┌──

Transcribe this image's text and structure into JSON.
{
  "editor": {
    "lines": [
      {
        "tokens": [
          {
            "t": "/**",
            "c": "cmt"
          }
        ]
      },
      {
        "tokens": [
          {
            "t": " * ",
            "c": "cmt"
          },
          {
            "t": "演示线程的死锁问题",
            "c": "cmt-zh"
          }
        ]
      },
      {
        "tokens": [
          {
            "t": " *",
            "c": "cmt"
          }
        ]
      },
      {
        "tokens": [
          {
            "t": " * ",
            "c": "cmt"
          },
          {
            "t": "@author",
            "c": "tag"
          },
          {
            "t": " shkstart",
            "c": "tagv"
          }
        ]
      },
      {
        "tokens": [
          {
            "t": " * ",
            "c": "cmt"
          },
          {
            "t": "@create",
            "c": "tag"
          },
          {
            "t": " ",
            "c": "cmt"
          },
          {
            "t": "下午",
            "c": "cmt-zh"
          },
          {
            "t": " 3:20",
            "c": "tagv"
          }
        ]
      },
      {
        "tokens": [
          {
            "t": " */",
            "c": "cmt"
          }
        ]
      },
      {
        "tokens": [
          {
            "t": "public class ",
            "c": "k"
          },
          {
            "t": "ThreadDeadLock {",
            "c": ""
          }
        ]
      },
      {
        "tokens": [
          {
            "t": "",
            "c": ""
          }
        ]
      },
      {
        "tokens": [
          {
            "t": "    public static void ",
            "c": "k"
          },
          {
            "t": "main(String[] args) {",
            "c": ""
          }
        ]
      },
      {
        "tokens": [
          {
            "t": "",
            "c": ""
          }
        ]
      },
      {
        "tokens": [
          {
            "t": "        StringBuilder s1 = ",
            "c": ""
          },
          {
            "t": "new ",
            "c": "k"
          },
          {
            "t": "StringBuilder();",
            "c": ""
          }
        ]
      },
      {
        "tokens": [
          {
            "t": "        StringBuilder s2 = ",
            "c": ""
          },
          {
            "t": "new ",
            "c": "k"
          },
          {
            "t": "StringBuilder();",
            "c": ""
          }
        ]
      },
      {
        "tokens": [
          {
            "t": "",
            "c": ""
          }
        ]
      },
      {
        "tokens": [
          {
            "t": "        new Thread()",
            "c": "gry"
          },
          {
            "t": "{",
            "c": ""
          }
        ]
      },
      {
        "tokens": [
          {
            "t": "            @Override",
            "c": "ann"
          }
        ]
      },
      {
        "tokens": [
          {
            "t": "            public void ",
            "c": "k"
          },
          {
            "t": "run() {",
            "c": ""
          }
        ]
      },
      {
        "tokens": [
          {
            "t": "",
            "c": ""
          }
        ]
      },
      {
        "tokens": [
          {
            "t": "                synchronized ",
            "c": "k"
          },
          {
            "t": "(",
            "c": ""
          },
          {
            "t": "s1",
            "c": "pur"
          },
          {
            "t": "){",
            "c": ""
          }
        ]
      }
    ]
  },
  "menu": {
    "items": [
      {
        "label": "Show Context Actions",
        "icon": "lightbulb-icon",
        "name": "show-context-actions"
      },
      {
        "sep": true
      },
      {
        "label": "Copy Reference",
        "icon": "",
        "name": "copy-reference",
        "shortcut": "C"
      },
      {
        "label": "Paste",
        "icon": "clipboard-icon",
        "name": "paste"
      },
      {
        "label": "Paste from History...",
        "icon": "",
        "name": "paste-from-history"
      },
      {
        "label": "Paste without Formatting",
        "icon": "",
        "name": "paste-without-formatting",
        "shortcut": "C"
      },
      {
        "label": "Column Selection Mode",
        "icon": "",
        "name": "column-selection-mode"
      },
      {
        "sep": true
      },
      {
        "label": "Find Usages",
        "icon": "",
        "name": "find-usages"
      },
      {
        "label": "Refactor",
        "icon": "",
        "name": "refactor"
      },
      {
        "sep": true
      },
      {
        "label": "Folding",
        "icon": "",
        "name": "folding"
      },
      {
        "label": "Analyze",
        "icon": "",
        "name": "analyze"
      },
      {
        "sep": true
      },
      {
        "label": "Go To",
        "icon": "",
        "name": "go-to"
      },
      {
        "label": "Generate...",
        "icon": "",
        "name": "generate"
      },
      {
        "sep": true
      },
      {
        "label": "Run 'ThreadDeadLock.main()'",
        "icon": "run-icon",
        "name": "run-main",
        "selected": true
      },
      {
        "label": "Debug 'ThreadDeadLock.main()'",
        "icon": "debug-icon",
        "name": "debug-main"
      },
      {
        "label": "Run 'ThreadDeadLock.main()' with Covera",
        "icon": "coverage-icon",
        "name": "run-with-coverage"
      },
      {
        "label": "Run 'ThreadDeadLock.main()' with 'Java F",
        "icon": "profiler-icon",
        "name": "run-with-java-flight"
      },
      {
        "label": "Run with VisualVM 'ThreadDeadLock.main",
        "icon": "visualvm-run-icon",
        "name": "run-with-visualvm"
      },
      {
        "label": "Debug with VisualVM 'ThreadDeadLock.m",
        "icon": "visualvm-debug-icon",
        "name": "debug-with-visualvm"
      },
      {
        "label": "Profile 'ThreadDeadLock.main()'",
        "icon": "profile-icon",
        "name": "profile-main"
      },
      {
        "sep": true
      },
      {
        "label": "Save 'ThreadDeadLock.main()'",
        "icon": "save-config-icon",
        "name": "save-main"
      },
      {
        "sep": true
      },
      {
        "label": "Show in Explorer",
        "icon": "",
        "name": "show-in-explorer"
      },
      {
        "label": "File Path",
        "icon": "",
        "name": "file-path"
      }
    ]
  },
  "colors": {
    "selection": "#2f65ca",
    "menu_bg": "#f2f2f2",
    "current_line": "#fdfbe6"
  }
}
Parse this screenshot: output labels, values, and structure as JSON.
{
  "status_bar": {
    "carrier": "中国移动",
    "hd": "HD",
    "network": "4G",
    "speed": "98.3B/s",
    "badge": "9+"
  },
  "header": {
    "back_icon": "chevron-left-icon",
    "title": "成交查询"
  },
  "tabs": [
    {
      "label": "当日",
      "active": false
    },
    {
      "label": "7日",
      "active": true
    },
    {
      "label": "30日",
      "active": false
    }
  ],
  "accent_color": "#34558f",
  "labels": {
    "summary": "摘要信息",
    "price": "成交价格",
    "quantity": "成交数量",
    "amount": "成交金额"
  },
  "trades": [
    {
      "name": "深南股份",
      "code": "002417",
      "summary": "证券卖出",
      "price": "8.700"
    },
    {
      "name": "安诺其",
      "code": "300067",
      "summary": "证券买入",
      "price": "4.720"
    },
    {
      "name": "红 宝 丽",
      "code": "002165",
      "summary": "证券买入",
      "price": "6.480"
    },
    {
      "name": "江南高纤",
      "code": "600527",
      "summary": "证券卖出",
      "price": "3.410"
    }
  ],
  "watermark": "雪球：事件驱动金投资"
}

└──

▶ _THE REQUEST_
Copy each line of the records that contains the word "this".

▶ _COMPLETE ANSWER_
Transcribe this image's text and structure into JSON.
Parse this screenshot: output labels, values, and structure as JSON.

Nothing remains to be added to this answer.